- [Task material]
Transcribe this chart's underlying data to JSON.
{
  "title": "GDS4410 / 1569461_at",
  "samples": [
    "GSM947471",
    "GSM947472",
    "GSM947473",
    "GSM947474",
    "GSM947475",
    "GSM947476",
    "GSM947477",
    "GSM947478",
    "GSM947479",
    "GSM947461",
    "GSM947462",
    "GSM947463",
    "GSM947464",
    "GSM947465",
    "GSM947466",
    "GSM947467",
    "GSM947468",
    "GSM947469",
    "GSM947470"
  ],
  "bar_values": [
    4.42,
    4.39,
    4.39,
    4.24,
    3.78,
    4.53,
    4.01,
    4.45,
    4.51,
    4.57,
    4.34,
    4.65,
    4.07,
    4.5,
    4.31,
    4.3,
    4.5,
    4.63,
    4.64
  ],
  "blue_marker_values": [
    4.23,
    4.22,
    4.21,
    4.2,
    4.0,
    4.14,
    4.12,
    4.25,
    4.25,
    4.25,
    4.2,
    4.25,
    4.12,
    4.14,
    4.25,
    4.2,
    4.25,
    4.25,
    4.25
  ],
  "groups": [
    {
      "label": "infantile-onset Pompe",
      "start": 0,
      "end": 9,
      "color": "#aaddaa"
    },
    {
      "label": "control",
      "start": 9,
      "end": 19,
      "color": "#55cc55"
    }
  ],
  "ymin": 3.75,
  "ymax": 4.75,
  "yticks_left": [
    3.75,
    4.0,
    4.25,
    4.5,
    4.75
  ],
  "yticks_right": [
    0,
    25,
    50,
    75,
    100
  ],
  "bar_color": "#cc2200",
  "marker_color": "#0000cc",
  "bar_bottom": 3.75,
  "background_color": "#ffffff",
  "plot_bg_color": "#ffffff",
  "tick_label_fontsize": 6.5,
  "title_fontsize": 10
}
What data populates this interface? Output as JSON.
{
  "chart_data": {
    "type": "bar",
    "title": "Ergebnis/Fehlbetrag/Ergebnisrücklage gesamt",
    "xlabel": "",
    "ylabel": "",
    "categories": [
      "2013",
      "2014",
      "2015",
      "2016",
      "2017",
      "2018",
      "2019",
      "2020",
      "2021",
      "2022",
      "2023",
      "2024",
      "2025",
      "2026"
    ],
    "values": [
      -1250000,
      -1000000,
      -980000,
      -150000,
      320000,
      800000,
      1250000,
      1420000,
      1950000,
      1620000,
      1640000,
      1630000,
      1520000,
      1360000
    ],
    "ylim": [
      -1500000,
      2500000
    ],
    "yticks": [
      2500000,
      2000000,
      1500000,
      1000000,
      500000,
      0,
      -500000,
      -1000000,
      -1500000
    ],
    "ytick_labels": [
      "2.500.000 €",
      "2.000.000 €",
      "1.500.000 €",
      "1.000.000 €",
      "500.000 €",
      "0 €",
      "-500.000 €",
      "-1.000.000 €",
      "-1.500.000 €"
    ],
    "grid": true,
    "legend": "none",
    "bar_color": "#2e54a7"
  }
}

- [What to produce] Repeat the entries exactly, all of them.

- [Reply to the task]
Transcribe this chart's underlying data to JSON.
{
  "title": "GDS4410 / 1569461_at",
  "samples": [
    "GSM947471",
    "GSM947472",
    "GSM947473",
    "GSM947474",
    "GSM947475",
    "GSM947476",
    "GSM947477",
    "GSM947478",
    "GSM947479",
    "GSM947461",
    "GSM947462",
    "GSM947463",
    "GSM947464",
    "GSM947465",
    "GSM947466",
    "GSM947467",
    "GSM947468",
    "GSM947469",
    "GSM947470"
  ],
  "bar_values": [
    4.42,
    4.39,
    4.39,
    4.24,
    3.78,
    4.53,
    4.01,
    4.45,
    4.51,
    4.57,
    4.34,
    4.65,
    4.07,
    4.5,
    4.31,
    4.3,
    4.5,
    4.63,
    4.64
  ],
  "blue_marker_values": [
    4.23,
    4.22,
    4.21,
    4.2,
    4.0,
    4.14,
    4.12,
    4.25,
    4.25,
    4.25,
    4.2,
    4.25,
    4.12,
    4.14,
    4.25,
    4.2,
    4.25,
    4.25,
    4.25
  ],
  "groups": [
    {
      "label": "infantile-onset Pompe",
      "start": 0,
      "end": 9,
      "color": "#aaddaa"
    },
    {
      "label": "control",
      "start": 9,
      "end": 19,
      "color": "#55cc55"
    }
  ],
  "ymin": 3.75,
  "ymax": 4.75,
  "yticks_left": [
    3.75,
    4.0,
    4.25,
    4.5,
    4.75
  ],
  "yticks_right": [
    0,
    25,
    50,
    75,
    100
  ],
  "bar_color": "#cc2200",
  "marker_color": "#0000cc",
  "bar_bottom": 3.75,
  "background_color": "#ffffff",
  "plot_bg_color": "#ffffff",
  "tick_label_fontsize": 6.5,
  "title_fontsize": 10
}
What data populates this interface? Output as JSON.
{
  "chart_data": {
    "type": "bar",
    "title": "Ergebnis/Fehlbetrag/Ergebnisrücklage gesamt",
    "xlabel": "",
    "ylabel": "",
    "categories": [
      "2013",
      "2014",
      "2015",
      "2016",
      "2017",
      "2018",
      "2019",
      "2020",
      "2021",
      "2022",
      "2023",
      "2024",
      "2025",
      "2026"
    ],
    "values": [
      -1250000,
      -1000000,
      -980000,
      -150000,
      320000,
      800000,
      1250000,
      1420000,
      1950000,
      1620000,
      1640000,
      1630000,
      1520000,
      1360000
    ],
    "ylim": [
      -1500000,
      2500000
    ],
    "yticks": [
      2500000,
      2000000,
      1500000,
      1000000,
      500000,
      0,
      -500000,
      -1000000,
      -1500000
    ],
    "ytick_labels": [
      "2.500.000 €",
      "2.000.000 €",
      "1.500.000 €",
      "1.000.000 €",
      "500.000 €",
      "0 €",
      "-500.000 €",
      "-1.000.000 €",
      "-1.500.000 €"
    ],
    "grid": true,
    "legend": "none",
    "bar_color": "#2e54a7"
  }
}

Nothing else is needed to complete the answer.